-- start of GIVEN RECORDS --

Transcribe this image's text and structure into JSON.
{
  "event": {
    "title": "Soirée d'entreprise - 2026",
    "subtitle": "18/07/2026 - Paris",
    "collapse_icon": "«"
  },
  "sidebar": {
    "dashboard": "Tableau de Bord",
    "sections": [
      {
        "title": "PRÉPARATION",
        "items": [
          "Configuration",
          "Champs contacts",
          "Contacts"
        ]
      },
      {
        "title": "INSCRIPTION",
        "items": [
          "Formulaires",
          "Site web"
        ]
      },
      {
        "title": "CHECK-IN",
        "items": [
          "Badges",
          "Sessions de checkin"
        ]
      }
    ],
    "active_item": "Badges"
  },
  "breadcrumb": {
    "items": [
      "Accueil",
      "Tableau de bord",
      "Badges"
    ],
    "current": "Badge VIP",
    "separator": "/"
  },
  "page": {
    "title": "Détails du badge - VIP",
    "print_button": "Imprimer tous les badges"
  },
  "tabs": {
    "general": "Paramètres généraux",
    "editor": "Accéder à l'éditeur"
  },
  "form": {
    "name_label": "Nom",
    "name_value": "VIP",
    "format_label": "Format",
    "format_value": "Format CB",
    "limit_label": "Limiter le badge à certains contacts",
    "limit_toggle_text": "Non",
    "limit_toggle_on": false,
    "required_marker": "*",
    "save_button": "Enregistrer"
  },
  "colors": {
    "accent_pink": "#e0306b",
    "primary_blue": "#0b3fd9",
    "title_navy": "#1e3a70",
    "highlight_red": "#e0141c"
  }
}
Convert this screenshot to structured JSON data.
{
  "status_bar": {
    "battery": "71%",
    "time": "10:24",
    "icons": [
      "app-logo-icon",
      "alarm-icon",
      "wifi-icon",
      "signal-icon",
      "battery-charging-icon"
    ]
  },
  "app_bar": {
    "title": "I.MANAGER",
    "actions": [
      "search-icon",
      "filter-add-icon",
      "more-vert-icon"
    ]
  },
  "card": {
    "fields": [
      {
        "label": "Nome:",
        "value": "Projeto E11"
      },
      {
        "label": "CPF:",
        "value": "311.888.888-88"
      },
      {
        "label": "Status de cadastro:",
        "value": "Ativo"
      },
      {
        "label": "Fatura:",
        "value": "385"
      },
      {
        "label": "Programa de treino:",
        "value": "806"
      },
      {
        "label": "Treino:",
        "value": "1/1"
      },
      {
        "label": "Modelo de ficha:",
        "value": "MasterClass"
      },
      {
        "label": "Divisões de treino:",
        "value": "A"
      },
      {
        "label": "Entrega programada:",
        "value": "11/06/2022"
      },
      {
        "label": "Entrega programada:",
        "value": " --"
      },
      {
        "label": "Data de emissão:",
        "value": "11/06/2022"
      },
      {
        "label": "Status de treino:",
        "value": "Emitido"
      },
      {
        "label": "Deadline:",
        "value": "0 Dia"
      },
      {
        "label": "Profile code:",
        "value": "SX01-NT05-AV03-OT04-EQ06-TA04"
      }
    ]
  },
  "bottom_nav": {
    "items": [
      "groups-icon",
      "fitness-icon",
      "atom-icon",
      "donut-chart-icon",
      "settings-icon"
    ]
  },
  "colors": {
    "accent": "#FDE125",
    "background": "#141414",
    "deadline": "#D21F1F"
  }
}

-- end of GIVEN RECORDS --

(WORK TO BE COMPLETED):
Copy all the entries verbatim.

(THE ANSWER):
Transcribe this image's text and structure into JSON.
{
  "event": {
    "title": "Soirée d'entreprise - 2026",
    "subtitle": "18/07/2026 - Paris",
    "collapse_icon": "«"
  },
  "sidebar": {
    "dashboard": "Tableau de Bord",
    "sections": [
      {
        "title": "PRÉPARATION",
        "items": [
          "Configuration",
          "Champs contacts",
          "Contacts"
        ]
      },
      {
        "title": "INSCRIPTION",
        "items": [
          "Formulaires",
          "Site web"
        ]
      },
      {
        "title": "CHECK-IN",
        "items": [
          "Badges",
          "Sessions de checkin"
        ]
      }
    ],
    "active_item": "Badges"
  },
  "breadcrumb": {
    "items": [
      "Accueil",
      "Tableau de bord",
      "Badges"
    ],
    "current": "Badge VIP",
    "separator": "/"
  },
  "page": {
    "title": "Détails du badge - VIP",
    "print_button": "Imprimer tous les badges"
  },
  "tabs": {
    "general": "Paramètres généraux",
    "editor": "Accéder à l'éditeur"
  },
  "form": {
    "name_label": "Nom",
    "name_value": "VIP",
    "format_label": "Format",
    "format_value": "Format CB",
    "limit_label": "Limiter le badge à certains contacts",
    "limit_toggle_text": "Non",
    "limit_toggle_on": false,
    "required_marker": "*",
    "save_button": "Enregistrer"
  },
  "colors": {
    "accent_pink": "#e0306b",
    "primary_blue": "#0b3fd9",
    "title_navy": "#1e3a70",
    "highlight_red": "#e0141c"
  }
}
Convert this screenshot to structured JSON data.
{
  "status_bar": {
    "battery": "71%",
    "time": "10:24",
    "icons": [
      "app-logo-icon",
      "alarm-icon",
      "wifi-icon",
      "signal-icon",
      "battery-charging-icon"
    ]
  },
  "app_bar": {
    "title": "I.MANAGER",
    "actions": [
      "search-icon",
      "filter-add-icon",
      "more-vert-icon"
    ]
  },
  "card": {
    "fields": [
      {
        "label": "Nome:",
        "value": "Projeto E11"
      },
      {
        "label": "CPF:",
        "value": "311.888.888-88"
      },
      {
        "label": "Status de cadastro:",
        "value": "Ativo"
      },
      {
        "label": "Fatura:",
        "value": "385"
      },
      {
        "label": "Programa de treino:",
        "value": "806"
      },
      {
        "label": "Treino:",
        "value": "1/1"
      },
      {
        "label": "Modelo de ficha:",
        "value": "MasterClass"
      },
      {
        "label": "Divisões de treino:",
        "value": "A"
      },
      {
        "label": "Entrega programada:",
        "value": "11/06/2022"
      },
      {
        "label": "Entrega programada:",
        "value": " --"
      },
      {
        "label": "Data de emissão:",
        "value": "11/06/2022"
      },
      {
        "label": "Status de treino:",
        "value": "Emitido"
      },
      {
        "label": "Deadline:",
        "value": "0 Dia"
      },
      {
        "label": "Profile code:",
        "value": "SX01-NT05-AV03-OT04-EQ06-TA04"
      }
    ]
  },
  "bottom_nav": {
    "items": [
      "groups-icon",
      "fitness-icon",
      "atom-icon",
      "donut-chart-icon",
      "settings-icon"
    ]
  },
  "colors": {
    "accent": "#FDE125",
    "background": "#141414",
    "deadline": "#D21F1F"
  }
}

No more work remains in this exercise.